## Written task
Tally the lines that hold the string "JSON", and reply with the count alone.

── Input records

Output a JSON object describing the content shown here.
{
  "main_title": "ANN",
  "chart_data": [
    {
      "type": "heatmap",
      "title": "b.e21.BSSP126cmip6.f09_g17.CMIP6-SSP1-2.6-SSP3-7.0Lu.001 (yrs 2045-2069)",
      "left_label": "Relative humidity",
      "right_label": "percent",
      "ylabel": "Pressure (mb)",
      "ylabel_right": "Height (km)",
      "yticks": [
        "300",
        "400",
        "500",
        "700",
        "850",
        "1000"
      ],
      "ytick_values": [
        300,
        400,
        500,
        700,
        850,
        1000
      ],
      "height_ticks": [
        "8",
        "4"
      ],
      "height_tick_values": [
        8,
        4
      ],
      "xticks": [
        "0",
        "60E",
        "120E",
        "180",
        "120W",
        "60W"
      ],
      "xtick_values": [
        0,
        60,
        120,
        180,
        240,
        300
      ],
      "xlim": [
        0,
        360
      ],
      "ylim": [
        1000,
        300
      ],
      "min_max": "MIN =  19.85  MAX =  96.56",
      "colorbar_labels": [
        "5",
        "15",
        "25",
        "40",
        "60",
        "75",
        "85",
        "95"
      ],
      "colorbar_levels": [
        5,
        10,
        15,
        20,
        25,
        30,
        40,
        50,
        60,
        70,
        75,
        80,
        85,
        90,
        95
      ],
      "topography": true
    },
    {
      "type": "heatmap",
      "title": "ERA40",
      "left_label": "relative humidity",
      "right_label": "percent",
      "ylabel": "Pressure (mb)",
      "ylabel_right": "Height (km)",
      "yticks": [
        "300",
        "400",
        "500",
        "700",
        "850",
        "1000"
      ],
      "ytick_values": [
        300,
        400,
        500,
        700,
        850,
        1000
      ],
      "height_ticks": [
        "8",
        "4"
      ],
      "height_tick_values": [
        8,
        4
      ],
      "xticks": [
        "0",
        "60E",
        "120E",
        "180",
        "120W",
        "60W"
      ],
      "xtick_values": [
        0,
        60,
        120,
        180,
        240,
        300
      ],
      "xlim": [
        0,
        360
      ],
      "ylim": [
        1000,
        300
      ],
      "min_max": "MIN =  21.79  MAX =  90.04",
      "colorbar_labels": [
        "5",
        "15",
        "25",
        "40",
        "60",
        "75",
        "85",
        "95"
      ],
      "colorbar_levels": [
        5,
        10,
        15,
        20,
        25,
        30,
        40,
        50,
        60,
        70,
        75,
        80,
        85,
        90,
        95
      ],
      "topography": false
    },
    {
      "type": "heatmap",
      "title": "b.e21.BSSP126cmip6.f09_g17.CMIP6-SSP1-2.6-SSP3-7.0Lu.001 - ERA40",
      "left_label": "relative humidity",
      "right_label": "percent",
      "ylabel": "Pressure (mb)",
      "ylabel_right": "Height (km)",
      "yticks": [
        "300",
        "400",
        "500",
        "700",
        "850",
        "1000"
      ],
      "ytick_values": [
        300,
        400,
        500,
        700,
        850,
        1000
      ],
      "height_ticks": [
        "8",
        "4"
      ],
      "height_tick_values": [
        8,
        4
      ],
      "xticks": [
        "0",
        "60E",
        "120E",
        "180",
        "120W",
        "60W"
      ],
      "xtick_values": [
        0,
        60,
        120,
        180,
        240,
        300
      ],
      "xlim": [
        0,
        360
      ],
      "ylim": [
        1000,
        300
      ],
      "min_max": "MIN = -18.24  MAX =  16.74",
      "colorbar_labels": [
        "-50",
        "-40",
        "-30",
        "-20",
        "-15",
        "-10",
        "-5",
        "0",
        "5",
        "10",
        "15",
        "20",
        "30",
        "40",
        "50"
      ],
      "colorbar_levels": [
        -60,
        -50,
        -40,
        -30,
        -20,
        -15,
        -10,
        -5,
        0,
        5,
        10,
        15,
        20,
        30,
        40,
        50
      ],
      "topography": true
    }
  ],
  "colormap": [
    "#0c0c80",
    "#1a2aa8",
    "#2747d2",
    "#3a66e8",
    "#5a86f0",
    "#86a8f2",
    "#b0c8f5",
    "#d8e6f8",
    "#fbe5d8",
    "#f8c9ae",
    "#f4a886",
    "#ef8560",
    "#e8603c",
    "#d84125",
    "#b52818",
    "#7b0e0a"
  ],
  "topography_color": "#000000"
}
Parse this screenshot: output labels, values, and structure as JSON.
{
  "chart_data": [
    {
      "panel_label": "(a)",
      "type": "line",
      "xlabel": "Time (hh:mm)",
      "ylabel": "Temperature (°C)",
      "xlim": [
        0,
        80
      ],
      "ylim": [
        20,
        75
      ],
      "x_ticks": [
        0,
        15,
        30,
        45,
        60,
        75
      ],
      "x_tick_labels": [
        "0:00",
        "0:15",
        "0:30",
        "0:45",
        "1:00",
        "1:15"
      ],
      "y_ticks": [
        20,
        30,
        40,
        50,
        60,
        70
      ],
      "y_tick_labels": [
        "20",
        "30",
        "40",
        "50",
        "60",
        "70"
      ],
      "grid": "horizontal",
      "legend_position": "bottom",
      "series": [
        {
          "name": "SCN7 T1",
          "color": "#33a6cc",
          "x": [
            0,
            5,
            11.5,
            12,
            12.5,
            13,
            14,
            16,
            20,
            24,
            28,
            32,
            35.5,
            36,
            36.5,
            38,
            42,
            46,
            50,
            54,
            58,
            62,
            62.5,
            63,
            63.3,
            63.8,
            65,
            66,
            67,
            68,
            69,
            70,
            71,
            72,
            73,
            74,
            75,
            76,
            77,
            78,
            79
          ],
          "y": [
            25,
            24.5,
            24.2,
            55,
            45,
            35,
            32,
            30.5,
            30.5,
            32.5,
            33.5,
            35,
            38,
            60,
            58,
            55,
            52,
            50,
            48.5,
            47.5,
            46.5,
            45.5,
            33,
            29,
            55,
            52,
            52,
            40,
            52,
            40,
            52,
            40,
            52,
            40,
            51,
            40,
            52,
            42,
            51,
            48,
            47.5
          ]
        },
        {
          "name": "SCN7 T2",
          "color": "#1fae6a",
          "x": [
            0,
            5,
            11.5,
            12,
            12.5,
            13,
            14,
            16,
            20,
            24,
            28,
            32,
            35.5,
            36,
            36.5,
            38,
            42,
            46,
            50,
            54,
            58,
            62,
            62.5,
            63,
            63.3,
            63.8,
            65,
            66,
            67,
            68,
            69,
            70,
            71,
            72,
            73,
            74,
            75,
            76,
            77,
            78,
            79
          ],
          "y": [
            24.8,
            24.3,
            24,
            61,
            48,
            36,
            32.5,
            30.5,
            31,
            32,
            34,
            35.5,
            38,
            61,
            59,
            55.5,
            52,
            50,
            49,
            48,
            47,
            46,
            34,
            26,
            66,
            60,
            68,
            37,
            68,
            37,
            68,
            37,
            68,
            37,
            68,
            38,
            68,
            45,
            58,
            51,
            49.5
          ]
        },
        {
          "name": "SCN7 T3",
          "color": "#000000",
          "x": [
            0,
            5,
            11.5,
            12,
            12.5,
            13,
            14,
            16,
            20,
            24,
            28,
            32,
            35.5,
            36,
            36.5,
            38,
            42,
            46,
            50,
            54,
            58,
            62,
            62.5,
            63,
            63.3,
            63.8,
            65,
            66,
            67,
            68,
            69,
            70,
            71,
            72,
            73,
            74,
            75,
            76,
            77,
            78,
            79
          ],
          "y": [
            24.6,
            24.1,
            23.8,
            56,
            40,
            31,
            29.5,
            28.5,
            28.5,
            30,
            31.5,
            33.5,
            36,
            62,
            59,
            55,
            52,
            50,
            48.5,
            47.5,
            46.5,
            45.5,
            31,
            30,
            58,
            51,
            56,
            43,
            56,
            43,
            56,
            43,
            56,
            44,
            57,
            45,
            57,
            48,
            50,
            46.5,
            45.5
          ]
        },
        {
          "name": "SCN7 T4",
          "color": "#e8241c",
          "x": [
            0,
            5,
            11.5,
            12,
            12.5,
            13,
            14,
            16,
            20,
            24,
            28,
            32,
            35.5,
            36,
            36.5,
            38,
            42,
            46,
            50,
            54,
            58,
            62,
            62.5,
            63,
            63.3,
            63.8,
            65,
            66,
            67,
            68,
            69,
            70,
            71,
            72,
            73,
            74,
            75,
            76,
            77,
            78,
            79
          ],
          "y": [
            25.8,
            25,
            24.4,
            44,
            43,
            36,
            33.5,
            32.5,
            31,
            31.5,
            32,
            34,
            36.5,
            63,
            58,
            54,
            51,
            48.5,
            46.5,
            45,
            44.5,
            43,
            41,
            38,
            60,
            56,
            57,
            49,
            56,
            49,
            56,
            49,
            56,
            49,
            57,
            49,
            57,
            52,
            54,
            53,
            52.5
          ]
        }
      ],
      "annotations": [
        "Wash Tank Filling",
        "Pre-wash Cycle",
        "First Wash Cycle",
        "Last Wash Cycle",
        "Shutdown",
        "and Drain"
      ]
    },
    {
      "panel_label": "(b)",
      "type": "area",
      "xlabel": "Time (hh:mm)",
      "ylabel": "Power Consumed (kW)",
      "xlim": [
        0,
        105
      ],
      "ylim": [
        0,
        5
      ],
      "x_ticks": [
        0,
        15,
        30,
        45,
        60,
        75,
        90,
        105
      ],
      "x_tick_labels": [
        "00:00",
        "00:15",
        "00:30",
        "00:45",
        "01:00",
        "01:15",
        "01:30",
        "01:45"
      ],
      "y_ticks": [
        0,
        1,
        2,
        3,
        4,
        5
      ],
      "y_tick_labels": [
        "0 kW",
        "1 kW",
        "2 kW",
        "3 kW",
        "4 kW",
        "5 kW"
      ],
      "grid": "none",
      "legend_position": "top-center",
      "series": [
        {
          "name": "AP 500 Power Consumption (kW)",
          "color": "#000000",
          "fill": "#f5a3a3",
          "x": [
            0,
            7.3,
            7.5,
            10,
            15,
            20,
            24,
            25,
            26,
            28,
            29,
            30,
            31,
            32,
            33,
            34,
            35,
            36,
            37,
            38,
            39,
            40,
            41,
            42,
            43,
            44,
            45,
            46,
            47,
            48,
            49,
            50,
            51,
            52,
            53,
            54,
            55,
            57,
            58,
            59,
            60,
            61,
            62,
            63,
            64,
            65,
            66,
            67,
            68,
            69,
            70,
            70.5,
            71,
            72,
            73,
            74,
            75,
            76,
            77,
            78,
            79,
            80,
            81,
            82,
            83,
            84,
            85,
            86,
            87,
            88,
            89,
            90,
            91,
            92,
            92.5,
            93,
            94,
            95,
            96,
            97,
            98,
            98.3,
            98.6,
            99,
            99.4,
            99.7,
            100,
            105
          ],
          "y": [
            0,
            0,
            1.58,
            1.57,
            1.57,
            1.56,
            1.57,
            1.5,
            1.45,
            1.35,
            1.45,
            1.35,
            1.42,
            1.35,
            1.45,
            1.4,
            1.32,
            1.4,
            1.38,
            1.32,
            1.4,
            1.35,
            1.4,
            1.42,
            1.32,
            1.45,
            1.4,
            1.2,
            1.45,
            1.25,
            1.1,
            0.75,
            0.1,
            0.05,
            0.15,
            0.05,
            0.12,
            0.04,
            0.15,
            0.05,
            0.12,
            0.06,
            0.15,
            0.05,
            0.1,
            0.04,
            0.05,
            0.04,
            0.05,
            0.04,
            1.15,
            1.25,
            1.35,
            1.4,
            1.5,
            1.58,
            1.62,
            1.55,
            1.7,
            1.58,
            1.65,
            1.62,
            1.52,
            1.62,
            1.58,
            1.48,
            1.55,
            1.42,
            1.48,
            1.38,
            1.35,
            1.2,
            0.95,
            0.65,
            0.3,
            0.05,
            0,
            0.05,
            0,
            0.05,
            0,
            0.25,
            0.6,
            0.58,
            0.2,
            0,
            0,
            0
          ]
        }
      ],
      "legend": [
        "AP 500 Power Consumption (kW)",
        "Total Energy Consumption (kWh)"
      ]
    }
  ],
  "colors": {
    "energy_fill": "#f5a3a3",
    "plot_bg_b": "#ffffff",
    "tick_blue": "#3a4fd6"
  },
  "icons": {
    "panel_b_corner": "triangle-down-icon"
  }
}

────

## Solution below
2